Aim
Output each entry exactly; skip nothing.

Dataset items:

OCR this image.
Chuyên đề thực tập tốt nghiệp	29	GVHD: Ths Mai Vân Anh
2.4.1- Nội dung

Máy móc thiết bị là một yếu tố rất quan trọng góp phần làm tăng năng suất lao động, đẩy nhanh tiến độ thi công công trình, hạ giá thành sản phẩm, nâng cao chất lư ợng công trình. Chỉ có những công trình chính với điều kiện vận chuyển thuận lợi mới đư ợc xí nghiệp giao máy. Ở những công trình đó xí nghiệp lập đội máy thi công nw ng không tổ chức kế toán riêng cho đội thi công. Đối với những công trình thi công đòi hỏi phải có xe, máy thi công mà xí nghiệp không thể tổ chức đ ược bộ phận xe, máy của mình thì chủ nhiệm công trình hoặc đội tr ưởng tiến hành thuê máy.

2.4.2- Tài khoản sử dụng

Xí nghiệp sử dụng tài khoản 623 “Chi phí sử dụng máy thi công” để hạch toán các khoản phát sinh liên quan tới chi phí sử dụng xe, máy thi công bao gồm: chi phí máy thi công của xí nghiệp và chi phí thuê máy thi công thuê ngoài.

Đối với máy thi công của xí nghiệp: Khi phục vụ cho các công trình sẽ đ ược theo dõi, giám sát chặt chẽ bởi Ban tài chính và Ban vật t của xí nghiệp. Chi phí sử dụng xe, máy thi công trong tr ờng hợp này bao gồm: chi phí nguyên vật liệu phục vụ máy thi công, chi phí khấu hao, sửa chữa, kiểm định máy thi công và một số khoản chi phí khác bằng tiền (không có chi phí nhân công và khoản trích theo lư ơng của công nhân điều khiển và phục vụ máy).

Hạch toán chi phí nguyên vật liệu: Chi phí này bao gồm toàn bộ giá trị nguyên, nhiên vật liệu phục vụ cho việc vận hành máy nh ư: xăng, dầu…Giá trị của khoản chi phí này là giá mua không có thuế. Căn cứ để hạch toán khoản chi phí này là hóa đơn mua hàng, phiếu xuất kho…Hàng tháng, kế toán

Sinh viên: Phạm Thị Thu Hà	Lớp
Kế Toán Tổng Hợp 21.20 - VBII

Answer to the exercise
OCR this image.
Chuyên đề thực tập tốt nghiệp	29	GVHD: Ths Mai Vân Anh
2.4.1- Nội dung

Máy móc thiết bị là một yếu tố rất quan trọng góp phần làm tăng năng suất lao động, đẩy nhanh tiến độ thi công công trình, hạ giá thành sản phẩm, nâng cao chất lư ợng công trình. Chỉ có những công trình chính với điều kiện vận chuyển thuận lợi mới đư ợc xí nghiệp giao máy. Ở những công trình đó xí nghiệp lập đội máy thi công nw ng không tổ chức kế toán riêng cho đội thi công. Đối với những công trình thi công đòi hỏi phải có xe, máy thi công mà xí nghiệp không thể tổ chức đ ược bộ phận xe, máy của mình thì chủ nhiệm công trình hoặc đội tr ưởng tiến hành thuê máy.

2.4.2- Tài khoản sử dụng

Xí nghiệp sử dụng tài khoản 623 “Chi phí sử dụng máy thi công” để hạch toán các khoản phát sinh liên quan tới chi phí sử dụng xe, máy thi công bao gồm: chi phí máy thi công của xí nghiệp và chi phí thuê máy thi công thuê ngoài.

Đối với máy thi công của xí nghiệp: Khi phục vụ cho các công trình sẽ đ ược theo dõi, giám sát chặt chẽ bởi Ban tài chính và Ban vật t của xí nghiệp. Chi phí sử dụng xe, máy thi công trong tr ờng hợp này bao gồm: chi phí nguyên vật liệu phục vụ máy thi công, chi phí khấu hao, sửa chữa, kiểm định máy thi công và một số khoản chi phí khác bằng tiền (không có chi phí nhân công và khoản trích theo lư ơng của công nhân điều khiển và phục vụ máy).

Hạch toán chi phí nguyên vật liệu: Chi phí này bao gồm toàn bộ giá trị nguyên, nhiên vật liệu phục vụ cho việc vận hành máy nh ư: xăng, dầu…Giá trị của khoản chi phí này là giá mua không có thuế. Căn cứ để hạch toán khoản chi phí này là hóa đơn mua hàng, phiếu xuất kho…Hàng tháng, kế toán

Sinh viên: Phạm Thị Thu Hà	Lớp
Kế Toán Tổng Hợp 21.20 - VBII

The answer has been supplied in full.